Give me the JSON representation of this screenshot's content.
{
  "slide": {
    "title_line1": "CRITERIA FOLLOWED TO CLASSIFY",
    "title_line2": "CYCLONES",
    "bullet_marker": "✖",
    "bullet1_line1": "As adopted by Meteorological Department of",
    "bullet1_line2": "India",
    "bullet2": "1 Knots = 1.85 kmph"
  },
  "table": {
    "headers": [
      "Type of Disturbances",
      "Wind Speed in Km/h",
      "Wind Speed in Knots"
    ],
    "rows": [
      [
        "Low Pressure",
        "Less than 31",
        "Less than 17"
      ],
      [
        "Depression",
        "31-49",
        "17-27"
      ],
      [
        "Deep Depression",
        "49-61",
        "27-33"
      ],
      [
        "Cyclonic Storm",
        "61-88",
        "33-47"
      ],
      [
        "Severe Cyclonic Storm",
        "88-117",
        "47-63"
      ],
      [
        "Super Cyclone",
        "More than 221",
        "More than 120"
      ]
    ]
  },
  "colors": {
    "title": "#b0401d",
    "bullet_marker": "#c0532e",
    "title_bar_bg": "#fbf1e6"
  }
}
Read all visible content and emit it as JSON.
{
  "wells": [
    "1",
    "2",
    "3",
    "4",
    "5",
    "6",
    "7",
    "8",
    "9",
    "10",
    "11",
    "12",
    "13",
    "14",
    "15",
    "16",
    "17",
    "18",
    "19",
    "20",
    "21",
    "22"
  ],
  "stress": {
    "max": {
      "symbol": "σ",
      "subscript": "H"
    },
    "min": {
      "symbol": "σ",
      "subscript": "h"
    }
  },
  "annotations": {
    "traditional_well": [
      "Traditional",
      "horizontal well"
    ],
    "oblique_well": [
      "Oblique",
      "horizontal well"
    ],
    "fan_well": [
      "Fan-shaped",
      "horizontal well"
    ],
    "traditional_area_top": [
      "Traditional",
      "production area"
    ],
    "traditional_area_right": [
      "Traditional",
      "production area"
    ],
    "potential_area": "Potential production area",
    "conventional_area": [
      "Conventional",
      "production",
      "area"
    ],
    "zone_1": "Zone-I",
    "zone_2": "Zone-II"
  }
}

--------

:: Work required ::
Your task is to output all of the data above word for word.

:: Worked solution ::
Give me the JSON representation of this screenshot's content.
{
  "slide": {
    "title_line1": "CRITERIA FOLLOWED TO CLASSIFY",
    "title_line2": "CYCLONES",
    "bullet_marker": "✖",
    "bullet1_line1": "As adopted by Meteorological Department of",
    "bullet1_line2": "India",
    "bullet2": "1 Knots = 1.85 kmph"
  },
  "table": {
    "headers": [
      "Type of Disturbances",
      "Wind Speed in Km/h",
      "Wind Speed in Knots"
    ],
    "rows": [
      [
        "Low Pressure",
        "Less than 31",
        "Less than 17"
      ],
      [
        "Depression",
        "31-49",
        "17-27"
      ],
      [
        "Deep Depression",
        "49-61",
        "27-33"
      ],
      [
        "Cyclonic Storm",
        "61-88",
        "33-47"
      ],
      [
        "Severe Cyclonic Storm",
        "88-117",
        "47-63"
      ],
      [
        "Super Cyclone",
        "More than 221",
        "More than 120"
      ]
    ]
  },
  "colors": {
    "title": "#b0401d",
    "bullet_marker": "#c0532e",
    "title_bar_bg": "#fbf1e6"
  }
}
Read all visible content and emit it as JSON.
{
  "wells": [
    "1",
    "2",
    "3",
    "4",
    "5",
    "6",
    "7",
    "8",
    "9",
    "10",
    "11",
    "12",
    "13",
    "14",
    "15",
    "16",
    "17",
    "18",
    "19",
    "20",
    "21",
    "22"
  ],
  "stress": {
    "max": {
      "symbol": "σ",
      "subscript": "H"
    },
    "min": {
      "symbol": "σ",
      "subscript": "h"
    }
  },
  "annotations": {
    "traditional_well": [
      "Traditional",
      "horizontal well"
    ],
    "oblique_well": [
      "Oblique",
      "horizontal well"
    ],
    "fan_well": [
      "Fan-shaped",
      "horizontal well"
    ],
    "traditional_area_top": [
      "Traditional",
      "production area"
    ],
    "traditional_area_right": [
      "Traditional",
      "production area"
    ],
    "potential_area": "Potential production area",
    "conventional_area": [
      "Conventional",
      "production",
      "area"
    ],
    "zone_1": "Zone-I",
    "zone_2": "Zone-II"
  }
}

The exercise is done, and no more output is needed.